GIVEN RECORDS =
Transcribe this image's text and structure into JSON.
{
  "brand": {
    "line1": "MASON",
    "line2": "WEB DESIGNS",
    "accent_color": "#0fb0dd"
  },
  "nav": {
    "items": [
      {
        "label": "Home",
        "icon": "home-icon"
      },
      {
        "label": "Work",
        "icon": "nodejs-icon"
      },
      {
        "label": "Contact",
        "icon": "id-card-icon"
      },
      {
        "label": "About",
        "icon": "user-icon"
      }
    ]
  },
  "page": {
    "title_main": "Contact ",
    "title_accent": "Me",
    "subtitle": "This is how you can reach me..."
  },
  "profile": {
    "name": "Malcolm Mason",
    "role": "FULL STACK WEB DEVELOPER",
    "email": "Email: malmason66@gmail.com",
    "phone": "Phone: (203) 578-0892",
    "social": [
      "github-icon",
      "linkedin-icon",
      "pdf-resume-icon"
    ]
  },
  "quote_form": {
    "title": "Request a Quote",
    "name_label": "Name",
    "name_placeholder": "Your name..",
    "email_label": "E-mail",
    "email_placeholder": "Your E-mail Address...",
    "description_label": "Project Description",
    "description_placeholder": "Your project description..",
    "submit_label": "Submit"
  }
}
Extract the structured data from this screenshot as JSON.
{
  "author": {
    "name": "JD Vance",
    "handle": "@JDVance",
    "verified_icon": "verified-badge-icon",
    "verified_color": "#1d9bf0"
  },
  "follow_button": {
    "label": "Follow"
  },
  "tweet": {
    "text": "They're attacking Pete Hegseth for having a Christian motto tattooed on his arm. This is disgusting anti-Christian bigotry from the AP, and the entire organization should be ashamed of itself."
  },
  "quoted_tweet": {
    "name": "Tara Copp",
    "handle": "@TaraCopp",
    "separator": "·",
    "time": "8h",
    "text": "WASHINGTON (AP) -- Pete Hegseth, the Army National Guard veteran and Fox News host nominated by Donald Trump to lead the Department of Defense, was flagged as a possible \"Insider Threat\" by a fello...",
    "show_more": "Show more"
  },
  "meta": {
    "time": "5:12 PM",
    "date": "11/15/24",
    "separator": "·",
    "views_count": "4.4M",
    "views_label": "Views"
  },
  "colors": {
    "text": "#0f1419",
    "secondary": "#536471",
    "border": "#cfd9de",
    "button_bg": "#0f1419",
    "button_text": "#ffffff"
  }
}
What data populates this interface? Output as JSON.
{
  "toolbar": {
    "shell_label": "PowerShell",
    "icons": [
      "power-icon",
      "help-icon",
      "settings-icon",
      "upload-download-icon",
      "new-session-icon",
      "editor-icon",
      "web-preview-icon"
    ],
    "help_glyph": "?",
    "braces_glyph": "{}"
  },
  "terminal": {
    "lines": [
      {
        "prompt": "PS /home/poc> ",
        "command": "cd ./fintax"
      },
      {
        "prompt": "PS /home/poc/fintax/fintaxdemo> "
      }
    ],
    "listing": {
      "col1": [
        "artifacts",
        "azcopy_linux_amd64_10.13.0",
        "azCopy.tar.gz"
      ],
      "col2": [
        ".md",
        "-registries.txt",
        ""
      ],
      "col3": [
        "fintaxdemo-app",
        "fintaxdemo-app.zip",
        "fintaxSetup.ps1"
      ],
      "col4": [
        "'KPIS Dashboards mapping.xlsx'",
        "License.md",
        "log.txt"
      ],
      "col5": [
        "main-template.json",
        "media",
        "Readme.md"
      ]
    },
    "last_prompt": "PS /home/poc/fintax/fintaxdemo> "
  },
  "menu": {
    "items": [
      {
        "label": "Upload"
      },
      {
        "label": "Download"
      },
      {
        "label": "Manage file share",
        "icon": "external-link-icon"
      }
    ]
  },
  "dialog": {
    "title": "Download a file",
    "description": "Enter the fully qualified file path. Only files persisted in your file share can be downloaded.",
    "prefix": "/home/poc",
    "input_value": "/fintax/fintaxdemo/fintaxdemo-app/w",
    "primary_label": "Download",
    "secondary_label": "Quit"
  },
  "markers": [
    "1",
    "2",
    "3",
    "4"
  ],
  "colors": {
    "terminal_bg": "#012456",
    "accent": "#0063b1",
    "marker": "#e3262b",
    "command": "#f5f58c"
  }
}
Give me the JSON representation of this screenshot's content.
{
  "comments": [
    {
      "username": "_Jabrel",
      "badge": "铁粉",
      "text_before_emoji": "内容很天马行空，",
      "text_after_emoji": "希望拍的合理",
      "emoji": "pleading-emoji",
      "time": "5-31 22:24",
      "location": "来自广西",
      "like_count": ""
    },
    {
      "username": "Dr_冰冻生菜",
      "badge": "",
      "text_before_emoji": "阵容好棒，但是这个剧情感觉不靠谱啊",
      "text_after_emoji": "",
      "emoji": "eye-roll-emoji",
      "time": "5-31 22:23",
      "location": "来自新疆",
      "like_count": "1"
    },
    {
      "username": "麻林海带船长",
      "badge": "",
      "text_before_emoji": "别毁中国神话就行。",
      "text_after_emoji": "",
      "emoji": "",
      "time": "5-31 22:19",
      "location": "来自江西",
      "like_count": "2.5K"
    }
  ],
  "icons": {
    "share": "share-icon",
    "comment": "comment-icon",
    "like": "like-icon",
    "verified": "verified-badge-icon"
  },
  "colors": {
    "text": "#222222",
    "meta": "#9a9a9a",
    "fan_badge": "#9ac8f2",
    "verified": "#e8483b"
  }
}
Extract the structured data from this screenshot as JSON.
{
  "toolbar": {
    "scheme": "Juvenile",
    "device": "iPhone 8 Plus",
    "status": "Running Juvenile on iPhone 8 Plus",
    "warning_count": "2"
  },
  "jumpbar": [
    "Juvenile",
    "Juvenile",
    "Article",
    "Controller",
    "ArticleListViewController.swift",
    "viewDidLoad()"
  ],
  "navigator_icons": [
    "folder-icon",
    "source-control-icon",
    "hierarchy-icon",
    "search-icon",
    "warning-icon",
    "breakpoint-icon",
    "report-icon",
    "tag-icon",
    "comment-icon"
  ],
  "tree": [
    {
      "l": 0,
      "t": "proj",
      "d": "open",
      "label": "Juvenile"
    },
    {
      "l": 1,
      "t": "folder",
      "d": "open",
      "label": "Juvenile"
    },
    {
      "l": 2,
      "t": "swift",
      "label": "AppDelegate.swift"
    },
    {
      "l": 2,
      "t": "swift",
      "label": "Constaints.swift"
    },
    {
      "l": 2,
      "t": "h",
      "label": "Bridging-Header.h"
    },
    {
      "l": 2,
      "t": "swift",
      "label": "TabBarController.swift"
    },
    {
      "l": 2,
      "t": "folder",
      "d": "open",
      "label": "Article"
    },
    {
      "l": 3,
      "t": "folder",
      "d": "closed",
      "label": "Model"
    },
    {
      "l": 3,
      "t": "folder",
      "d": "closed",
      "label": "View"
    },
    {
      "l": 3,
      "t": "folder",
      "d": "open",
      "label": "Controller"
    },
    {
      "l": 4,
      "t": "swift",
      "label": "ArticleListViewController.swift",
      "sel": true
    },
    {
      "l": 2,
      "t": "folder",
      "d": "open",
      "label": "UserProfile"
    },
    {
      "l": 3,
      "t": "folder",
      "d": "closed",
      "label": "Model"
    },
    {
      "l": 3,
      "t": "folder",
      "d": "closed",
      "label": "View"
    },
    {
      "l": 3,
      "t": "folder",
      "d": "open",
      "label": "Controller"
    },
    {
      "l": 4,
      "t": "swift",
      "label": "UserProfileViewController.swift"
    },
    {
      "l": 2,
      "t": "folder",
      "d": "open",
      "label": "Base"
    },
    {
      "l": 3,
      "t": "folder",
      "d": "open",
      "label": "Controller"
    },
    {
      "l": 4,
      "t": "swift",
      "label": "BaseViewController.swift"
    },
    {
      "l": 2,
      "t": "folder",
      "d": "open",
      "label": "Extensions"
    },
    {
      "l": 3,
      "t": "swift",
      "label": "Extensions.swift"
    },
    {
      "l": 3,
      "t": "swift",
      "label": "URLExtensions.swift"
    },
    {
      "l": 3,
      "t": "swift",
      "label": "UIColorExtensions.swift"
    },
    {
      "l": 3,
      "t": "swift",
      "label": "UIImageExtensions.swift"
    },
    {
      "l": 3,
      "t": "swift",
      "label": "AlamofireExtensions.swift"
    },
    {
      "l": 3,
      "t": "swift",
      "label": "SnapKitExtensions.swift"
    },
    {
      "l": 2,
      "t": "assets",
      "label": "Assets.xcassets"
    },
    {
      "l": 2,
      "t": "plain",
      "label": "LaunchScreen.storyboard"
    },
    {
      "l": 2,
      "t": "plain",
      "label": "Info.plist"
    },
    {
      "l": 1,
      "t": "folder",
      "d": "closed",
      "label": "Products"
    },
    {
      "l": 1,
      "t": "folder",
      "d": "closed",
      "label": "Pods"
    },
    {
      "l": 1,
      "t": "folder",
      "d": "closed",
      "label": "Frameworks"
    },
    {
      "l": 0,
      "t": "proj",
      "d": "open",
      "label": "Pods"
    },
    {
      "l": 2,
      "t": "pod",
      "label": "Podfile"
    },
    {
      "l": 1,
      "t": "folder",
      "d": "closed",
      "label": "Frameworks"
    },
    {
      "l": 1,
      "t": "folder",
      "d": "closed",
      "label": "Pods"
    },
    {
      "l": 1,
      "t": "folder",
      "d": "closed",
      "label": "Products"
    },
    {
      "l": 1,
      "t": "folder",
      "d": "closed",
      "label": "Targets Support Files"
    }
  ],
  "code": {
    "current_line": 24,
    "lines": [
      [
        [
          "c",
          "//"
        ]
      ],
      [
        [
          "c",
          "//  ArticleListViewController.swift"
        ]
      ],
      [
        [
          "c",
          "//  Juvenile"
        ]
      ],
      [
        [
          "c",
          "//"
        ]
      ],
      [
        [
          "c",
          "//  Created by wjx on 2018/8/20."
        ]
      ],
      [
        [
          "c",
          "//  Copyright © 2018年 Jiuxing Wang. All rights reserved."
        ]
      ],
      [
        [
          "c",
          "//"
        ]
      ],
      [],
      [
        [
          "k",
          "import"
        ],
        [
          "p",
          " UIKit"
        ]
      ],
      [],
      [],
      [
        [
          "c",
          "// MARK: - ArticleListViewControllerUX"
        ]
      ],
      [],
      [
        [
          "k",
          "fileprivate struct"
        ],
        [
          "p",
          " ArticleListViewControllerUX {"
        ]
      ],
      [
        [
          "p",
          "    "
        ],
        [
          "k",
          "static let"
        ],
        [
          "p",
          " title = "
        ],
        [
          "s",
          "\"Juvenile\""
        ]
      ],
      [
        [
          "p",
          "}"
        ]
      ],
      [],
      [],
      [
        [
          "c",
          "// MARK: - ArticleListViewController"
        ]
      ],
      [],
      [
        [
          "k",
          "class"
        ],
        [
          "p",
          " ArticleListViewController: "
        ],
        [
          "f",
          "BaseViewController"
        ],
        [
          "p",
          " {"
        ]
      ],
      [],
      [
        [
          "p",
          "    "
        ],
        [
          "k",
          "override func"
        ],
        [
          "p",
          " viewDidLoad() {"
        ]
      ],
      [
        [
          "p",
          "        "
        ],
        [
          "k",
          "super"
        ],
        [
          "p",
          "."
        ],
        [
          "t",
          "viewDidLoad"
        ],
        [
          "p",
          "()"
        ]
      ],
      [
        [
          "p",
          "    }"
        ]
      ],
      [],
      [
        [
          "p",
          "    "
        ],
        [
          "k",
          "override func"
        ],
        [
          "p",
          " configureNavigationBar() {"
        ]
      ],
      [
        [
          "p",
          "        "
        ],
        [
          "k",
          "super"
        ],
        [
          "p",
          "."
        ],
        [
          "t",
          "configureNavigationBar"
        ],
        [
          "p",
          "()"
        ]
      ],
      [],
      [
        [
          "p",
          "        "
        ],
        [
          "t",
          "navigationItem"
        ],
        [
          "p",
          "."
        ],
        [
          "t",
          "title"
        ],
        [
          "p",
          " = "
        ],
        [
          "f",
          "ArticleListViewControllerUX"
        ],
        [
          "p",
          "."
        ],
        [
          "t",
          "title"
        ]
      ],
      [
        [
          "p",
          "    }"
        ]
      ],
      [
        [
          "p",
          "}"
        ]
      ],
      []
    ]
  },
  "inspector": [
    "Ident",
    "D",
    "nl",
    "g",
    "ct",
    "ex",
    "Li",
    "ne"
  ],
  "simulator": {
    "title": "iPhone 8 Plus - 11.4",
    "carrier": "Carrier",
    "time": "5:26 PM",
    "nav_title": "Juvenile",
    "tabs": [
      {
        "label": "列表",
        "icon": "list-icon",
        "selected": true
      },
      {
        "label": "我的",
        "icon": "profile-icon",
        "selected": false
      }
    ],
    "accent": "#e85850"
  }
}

PROBLEM TO SOLVE =
In the records above, locate the lines holding the word "username". Copy each of them.

CORRECT RESPONSE =
      "username": "_Jabrel",
      "username": "Dr_冰冻生菜",
      "username": "麻林海带船长",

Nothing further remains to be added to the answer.